Structured figure records:
────────────────────────────────────────

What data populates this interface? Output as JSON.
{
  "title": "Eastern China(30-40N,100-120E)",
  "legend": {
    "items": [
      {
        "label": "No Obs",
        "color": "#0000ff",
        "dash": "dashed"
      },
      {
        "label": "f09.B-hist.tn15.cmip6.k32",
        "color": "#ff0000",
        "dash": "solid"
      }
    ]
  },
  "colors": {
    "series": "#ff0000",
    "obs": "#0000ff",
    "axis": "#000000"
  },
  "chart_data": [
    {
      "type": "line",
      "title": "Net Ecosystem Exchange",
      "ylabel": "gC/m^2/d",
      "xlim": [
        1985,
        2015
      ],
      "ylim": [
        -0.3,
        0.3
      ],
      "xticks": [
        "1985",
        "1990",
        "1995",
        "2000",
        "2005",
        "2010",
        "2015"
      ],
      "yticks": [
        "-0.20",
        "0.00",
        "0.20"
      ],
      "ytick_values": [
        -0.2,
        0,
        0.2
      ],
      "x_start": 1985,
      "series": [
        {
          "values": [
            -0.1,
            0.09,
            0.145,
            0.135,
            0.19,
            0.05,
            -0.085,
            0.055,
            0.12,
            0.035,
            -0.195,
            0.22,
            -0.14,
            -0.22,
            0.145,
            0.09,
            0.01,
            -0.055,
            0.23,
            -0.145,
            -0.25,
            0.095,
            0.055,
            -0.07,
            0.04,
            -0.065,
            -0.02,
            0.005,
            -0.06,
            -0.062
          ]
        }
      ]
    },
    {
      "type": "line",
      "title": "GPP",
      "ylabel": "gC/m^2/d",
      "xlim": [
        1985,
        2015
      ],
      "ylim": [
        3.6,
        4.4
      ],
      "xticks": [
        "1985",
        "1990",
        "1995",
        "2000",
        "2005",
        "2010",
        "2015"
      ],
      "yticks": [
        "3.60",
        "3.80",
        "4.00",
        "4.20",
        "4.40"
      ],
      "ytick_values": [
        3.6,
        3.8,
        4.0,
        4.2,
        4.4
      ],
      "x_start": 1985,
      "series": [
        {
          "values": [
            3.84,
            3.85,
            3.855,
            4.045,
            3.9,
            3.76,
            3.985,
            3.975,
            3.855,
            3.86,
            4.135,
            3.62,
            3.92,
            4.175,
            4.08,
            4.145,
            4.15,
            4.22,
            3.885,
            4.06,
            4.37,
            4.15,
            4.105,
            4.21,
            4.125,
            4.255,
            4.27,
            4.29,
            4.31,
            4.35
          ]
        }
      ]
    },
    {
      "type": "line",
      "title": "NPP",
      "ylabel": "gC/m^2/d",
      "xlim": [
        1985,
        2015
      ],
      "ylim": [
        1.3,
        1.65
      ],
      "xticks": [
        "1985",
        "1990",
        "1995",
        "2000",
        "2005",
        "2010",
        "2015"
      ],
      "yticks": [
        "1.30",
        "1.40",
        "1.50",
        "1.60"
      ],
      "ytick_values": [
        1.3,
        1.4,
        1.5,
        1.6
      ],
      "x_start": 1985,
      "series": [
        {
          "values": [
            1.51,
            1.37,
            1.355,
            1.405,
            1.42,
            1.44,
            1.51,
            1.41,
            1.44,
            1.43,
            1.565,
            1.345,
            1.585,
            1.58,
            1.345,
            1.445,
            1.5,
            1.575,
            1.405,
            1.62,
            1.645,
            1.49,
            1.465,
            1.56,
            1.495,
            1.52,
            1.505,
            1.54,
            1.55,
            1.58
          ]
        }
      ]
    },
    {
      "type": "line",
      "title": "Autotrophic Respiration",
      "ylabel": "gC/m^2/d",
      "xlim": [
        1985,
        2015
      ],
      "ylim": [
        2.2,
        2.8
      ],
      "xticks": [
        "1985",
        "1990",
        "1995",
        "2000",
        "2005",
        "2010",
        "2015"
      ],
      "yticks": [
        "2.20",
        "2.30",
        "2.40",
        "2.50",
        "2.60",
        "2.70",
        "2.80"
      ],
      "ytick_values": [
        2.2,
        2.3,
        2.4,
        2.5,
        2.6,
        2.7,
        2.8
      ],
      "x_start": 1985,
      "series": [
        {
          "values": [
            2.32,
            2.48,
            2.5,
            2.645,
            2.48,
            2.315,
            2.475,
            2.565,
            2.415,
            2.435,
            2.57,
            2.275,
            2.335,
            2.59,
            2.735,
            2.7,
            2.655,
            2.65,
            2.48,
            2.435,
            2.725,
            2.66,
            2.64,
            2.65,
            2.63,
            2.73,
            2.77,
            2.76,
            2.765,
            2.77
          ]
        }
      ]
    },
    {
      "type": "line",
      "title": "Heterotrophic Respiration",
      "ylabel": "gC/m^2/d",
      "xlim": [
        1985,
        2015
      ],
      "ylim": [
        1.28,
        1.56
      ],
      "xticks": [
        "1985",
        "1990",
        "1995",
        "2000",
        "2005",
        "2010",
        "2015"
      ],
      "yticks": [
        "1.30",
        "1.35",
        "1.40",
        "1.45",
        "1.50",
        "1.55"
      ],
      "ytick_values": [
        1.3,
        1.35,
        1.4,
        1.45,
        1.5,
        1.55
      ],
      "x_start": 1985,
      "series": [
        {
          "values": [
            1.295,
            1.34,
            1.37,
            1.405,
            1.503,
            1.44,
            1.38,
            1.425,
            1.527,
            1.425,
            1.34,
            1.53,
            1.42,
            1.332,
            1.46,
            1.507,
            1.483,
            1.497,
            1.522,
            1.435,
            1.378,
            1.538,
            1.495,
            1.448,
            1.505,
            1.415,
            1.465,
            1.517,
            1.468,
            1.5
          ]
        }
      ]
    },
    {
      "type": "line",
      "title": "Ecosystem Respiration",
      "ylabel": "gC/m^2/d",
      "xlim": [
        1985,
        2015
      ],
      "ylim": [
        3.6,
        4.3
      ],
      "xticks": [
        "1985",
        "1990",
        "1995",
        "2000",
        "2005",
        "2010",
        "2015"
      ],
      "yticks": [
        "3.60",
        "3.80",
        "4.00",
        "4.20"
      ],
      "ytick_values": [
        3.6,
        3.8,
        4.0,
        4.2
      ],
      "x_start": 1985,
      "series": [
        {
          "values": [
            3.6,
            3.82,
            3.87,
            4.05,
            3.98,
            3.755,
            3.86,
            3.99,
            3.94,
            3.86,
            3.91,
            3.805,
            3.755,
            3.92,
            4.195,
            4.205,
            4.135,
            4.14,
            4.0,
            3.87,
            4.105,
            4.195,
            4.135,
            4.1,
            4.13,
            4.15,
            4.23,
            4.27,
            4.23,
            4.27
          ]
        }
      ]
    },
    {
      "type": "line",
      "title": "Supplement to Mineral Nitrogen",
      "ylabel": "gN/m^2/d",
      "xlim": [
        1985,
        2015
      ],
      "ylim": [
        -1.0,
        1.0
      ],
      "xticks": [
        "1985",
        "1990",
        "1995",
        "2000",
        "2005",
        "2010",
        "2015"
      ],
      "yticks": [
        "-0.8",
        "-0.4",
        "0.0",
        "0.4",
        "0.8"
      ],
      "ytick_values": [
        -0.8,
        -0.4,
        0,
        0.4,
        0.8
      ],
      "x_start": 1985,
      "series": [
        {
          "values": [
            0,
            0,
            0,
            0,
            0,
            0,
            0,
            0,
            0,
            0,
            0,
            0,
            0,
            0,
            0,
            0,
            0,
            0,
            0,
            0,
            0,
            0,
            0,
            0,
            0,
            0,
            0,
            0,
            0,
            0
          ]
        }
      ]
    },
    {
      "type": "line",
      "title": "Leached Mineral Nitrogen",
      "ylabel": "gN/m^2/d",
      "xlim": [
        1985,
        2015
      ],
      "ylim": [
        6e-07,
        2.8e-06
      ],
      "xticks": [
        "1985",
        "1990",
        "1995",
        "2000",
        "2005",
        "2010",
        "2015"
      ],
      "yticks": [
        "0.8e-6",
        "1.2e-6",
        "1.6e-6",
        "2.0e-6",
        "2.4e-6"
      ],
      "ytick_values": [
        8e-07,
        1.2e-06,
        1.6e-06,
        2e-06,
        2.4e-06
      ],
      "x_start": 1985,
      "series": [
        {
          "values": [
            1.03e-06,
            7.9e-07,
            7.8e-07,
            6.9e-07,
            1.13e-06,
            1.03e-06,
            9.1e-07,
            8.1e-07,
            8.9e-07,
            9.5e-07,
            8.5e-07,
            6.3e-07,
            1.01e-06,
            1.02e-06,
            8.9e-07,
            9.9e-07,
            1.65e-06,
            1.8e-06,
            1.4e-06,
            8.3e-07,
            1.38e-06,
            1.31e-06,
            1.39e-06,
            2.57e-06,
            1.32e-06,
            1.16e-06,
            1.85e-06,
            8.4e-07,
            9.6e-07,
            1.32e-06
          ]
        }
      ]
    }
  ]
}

────────────────────────────────────────

* DIRECTIVE *
Return the lines of the records that include the string "title".

* PROBLEM SOLUTION *
  "title": "Eastern China(30-40N,100-120E)",
      "title": "Net Ecosystem Exchange",
      "title": "GPP",
      "title": "NPP",
      "title": "Autotrophic Respiration",
      "title": "Heterotrophic Respiration",
      "title": "Ecosystem Respiration",
      "title": "Supplement to Mineral Nitrogen",
      "title": "Leached Mineral Nitrogen",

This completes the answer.